- [Exercise goal]: From the listing below, pick out each line with the word "ylabel".

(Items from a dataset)
____

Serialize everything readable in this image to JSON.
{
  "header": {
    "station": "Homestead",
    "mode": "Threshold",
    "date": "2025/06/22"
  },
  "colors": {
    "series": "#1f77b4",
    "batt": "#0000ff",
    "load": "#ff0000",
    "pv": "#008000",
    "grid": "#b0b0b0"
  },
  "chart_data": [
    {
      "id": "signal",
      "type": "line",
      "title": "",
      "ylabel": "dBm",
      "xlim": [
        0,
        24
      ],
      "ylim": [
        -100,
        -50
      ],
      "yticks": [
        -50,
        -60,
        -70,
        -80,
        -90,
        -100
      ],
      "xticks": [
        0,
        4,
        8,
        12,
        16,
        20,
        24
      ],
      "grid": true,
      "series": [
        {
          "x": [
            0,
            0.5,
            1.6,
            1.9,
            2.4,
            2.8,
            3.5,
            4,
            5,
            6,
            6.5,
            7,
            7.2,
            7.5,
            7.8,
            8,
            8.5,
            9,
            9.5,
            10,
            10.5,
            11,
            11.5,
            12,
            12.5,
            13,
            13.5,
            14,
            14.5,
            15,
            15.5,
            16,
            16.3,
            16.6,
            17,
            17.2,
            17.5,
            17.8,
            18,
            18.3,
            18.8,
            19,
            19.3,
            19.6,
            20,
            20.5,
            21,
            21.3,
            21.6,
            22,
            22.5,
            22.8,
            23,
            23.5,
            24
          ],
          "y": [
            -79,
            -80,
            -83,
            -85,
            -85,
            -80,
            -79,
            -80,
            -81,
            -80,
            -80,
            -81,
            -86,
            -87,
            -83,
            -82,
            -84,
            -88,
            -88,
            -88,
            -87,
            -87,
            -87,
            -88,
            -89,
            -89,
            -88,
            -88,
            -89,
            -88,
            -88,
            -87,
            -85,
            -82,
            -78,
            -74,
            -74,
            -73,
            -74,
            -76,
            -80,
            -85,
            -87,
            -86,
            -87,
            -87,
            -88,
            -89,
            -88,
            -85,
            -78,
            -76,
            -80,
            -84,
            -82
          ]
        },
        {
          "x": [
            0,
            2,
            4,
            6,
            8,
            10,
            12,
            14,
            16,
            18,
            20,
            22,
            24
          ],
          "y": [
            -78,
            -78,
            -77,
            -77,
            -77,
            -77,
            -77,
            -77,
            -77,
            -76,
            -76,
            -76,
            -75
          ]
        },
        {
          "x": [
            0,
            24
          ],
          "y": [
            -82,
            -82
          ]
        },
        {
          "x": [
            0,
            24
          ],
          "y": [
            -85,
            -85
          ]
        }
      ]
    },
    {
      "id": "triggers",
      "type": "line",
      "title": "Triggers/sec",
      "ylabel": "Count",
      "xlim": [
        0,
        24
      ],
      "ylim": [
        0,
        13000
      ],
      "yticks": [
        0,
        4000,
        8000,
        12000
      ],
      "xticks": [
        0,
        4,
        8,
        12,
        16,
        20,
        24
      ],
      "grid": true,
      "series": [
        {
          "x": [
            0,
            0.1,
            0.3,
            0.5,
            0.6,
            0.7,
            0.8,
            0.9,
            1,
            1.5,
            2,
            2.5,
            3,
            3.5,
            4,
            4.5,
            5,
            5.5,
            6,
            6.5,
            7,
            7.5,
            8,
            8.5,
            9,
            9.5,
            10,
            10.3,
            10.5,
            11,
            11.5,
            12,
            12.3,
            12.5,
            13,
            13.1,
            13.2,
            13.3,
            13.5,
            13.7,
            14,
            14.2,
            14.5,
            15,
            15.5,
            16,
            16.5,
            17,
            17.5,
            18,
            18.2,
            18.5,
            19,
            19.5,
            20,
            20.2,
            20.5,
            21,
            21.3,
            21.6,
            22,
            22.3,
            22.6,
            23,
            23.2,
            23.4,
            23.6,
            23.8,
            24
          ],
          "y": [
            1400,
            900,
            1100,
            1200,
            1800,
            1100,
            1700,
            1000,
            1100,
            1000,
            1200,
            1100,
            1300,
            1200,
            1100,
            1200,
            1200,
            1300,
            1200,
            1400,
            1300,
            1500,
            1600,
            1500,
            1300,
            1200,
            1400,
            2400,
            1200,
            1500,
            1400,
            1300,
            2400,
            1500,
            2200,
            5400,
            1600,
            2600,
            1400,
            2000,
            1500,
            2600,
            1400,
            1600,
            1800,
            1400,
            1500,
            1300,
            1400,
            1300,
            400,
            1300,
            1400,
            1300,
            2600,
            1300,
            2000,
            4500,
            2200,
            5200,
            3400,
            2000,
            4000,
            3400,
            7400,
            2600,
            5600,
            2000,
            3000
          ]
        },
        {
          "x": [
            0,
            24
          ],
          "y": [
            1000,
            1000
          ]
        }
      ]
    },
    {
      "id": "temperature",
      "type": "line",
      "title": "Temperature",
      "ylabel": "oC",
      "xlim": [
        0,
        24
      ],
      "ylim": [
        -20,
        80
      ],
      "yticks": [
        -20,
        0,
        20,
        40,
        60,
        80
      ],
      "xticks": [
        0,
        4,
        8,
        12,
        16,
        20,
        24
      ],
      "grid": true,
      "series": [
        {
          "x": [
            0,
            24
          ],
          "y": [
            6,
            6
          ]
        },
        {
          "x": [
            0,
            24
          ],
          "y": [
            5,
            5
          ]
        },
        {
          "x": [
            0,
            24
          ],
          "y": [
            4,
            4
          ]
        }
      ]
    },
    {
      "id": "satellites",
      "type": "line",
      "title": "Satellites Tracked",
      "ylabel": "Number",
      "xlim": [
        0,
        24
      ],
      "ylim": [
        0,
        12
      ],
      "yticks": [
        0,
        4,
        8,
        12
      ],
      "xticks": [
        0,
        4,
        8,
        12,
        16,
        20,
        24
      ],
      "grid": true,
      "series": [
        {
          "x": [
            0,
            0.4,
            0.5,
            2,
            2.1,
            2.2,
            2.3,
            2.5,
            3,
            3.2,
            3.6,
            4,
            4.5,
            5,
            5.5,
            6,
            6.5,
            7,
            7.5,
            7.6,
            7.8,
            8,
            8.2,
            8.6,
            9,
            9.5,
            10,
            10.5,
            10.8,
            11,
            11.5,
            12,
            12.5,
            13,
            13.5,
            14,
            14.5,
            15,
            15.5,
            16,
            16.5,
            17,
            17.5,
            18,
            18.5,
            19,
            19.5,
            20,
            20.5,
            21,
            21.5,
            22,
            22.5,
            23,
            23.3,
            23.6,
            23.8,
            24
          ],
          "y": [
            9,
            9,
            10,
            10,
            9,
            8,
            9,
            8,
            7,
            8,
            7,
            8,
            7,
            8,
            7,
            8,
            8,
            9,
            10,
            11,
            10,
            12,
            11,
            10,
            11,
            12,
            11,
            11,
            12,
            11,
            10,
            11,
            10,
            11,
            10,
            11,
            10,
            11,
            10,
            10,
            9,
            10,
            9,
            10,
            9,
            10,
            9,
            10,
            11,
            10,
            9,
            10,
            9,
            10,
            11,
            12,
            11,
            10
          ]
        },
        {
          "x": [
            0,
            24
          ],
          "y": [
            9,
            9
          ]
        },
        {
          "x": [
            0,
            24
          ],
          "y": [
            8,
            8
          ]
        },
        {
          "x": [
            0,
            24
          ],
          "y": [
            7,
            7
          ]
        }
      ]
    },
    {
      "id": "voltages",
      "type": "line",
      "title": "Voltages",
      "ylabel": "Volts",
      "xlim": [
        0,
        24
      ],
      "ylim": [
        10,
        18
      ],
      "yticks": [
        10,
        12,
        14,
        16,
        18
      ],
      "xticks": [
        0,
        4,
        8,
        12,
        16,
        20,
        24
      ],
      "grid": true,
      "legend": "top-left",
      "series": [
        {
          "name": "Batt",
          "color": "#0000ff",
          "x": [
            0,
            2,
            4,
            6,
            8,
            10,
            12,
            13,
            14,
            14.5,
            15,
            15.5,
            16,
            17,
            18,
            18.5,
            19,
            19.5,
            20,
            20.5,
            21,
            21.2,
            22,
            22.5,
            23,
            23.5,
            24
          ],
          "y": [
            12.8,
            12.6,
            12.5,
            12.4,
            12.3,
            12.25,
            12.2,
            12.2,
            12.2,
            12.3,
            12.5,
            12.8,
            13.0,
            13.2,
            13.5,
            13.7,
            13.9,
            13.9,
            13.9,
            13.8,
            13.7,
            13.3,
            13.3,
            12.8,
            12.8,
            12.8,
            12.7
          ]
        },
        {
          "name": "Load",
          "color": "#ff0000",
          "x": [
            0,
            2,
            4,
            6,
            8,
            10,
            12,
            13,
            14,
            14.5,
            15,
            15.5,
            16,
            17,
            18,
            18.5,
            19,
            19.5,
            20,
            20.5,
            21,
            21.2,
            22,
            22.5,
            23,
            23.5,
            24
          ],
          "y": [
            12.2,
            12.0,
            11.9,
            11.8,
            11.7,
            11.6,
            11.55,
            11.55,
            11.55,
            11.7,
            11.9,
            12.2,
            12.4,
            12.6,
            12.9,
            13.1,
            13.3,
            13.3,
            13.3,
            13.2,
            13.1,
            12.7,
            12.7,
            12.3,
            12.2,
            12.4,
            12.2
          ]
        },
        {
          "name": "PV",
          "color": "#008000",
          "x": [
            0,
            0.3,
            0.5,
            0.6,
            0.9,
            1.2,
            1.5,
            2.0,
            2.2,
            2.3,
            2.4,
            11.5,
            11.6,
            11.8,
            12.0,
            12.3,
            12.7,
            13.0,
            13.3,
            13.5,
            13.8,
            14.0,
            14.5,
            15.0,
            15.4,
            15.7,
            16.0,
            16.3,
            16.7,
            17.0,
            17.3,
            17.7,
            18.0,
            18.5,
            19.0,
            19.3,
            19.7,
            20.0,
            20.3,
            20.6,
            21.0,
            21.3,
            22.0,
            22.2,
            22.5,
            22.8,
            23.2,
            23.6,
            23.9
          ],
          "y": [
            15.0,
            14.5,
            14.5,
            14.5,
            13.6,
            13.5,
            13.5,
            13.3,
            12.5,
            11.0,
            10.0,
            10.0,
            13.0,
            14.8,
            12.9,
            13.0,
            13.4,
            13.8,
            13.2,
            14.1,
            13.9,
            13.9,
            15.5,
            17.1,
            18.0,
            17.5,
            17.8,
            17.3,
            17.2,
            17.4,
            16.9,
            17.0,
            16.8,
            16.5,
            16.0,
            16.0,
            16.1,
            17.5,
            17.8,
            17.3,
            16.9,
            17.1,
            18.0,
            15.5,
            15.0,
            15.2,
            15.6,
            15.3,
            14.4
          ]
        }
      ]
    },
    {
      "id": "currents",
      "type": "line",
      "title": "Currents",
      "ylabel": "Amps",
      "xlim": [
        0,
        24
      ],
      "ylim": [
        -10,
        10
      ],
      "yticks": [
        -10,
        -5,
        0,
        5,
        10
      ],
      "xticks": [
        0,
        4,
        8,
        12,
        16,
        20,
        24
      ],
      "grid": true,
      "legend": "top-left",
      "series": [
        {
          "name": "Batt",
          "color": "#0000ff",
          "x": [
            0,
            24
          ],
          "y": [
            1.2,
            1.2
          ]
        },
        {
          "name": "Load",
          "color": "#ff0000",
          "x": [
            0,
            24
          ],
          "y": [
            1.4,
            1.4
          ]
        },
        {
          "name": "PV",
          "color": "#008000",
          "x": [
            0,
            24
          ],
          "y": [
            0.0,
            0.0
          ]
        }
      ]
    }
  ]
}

____

- [Full answer]:
      "ylabel": "dBm",
      "ylabel": "Count",
      "ylabel": "oC",
      "ylabel": "Number",
      "ylabel": "Volts",
      "ylabel": "Amps",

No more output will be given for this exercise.